INSTRUCTIONS TO FOLLOW
Every record here should be printed again exactly.

▼▼▼

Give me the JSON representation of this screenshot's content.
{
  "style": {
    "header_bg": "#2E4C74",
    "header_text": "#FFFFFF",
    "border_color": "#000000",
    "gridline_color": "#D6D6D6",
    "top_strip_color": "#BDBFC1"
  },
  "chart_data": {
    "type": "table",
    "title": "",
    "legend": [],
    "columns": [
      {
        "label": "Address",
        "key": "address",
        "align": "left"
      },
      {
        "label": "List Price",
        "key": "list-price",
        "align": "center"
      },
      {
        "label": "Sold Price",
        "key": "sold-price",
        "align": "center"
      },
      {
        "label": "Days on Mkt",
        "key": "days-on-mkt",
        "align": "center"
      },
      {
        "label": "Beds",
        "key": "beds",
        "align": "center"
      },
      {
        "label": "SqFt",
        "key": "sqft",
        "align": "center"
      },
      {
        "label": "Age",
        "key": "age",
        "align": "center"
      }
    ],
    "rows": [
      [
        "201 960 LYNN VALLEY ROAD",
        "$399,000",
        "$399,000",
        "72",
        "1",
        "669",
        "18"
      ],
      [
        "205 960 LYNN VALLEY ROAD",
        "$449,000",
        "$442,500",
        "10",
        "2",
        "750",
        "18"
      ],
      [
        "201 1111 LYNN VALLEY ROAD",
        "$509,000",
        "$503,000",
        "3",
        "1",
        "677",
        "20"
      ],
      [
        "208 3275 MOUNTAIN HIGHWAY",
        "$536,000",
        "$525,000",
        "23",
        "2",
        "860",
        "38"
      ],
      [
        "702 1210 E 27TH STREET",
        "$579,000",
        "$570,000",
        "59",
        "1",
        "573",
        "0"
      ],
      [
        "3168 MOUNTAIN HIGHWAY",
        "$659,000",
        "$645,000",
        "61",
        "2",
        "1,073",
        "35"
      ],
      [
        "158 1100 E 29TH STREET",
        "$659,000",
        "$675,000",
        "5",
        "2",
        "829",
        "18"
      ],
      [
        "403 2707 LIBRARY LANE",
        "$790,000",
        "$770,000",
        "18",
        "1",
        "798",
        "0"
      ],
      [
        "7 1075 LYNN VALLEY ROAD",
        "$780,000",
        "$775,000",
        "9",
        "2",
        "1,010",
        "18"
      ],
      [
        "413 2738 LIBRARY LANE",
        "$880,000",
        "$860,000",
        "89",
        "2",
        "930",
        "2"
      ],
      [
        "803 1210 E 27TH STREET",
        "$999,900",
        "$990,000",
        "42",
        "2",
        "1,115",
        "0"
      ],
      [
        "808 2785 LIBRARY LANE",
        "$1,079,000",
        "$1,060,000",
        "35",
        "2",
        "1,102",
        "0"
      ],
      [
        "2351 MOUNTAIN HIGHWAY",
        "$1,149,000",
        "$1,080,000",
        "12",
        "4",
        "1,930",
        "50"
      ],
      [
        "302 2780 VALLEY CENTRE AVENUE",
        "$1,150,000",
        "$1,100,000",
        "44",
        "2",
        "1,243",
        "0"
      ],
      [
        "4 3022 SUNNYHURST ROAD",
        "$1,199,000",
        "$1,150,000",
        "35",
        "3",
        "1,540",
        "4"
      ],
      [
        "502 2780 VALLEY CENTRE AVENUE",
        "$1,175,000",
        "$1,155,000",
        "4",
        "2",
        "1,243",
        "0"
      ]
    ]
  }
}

▲▲▲

REPLY
Give me the JSON representation of this screenshot's content.
{
  "style": {
    "header_bg": "#2E4C74",
    "header_text": "#FFFFFF",
    "border_color": "#000000",
    "gridline_color": "#D6D6D6",
    "top_strip_color": "#BDBFC1"
  },
  "chart_data": {
    "type": "table",
    "title": "",
    "legend": [],
    "columns": [
      {
        "label": "Address",
        "key": "address",
        "align": "left"
      },
      {
        "label": "List Price",
        "key": "list-price",
        "align": "center"
      },
      {
        "label": "Sold Price",
        "key": "sold-price",
        "align": "center"
      },
      {
        "label": "Days on Mkt",
        "key": "days-on-mkt",
        "align": "center"
      },
      {
        "label": "Beds",
        "key": "beds",
        "align": "center"
      },
      {
        "label": "SqFt",
        "key": "sqft",
        "align": "center"
      },
      {
        "label": "Age",
        "key": "age",
        "align": "center"
      }
    ],
    "rows": [
      [
        "201 960 LYNN VALLEY ROAD",
        "$399,000",
        "$399,000",
        "72",
        "1",
        "669",
        "18"
      ],
      [
        "205 960 LYNN VALLEY ROAD",
        "$449,000",
        "$442,500",
        "10",
        "2",
        "750",
        "18"
      ],
      [
        "201 1111 LYNN VALLEY ROAD",
        "$509,000",
        "$503,000",
        "3",
        "1",
        "677",
        "20"
      ],
      [
        "208 3275 MOUNTAIN HIGHWAY",
        "$536,000",
        "$525,000",
        "23",
        "2",
        "860",
        "38"
      ],
      [
        "702 1210 E 27TH STREET",
        "$579,000",
        "$570,000",
        "59",
        "1",
        "573",
        "0"
      ],
      [
        "3168 MOUNTAIN HIGHWAY",
        "$659,000",
        "$645,000",
        "61",
        "2",
        "1,073",
        "35"
      ],
      [
        "158 1100 E 29TH STREET",
        "$659,000",
        "$675,000",
        "5",
        "2",
        "829",
        "18"
      ],
      [
        "403 2707 LIBRARY LANE",
        "$790,000",
        "$770,000",
        "18",
        "1",
        "798",
        "0"
      ],
      [
        "7 1075 LYNN VALLEY ROAD",
        "$780,000",
        "$775,000",
        "9",
        "2",
        "1,010",
        "18"
      ],
      [
        "413 2738 LIBRARY LANE",
        "$880,000",
        "$860,000",
        "89",
        "2",
        "930",
        "2"
      ],
      [
        "803 1210 E 27TH STREET",
        "$999,900",
        "$990,000",
        "42",
        "2",
        "1,115",
        "0"
      ],
      [
        "808 2785 LIBRARY LANE",
        "$1,079,000",
        "$1,060,000",
        "35",
        "2",
        "1,102",
        "0"
      ],
      [
        "2351 MOUNTAIN HIGHWAY",
        "$1,149,000",
        "$1,080,000",
        "12",
        "4",
        "1,930",
        "50"
      ],
      [
        "302 2780 VALLEY CENTRE AVENUE",
        "$1,150,000",
        "$1,100,000",
        "44",
        "2",
        "1,243",
        "0"
      ],
      [
        "4 3022 SUNNYHURST ROAD",
        "$1,199,000",
        "$1,150,000",
        "35",
        "3",
        "1,540",
        "4"
      ],
      [
        "502 2780 VALLEY CENTRE AVENUE",
        "$1,175,000",
        "$1,155,000",
        "4",
        "2",
        "1,243",
        "0"
      ]
    ]
  }
}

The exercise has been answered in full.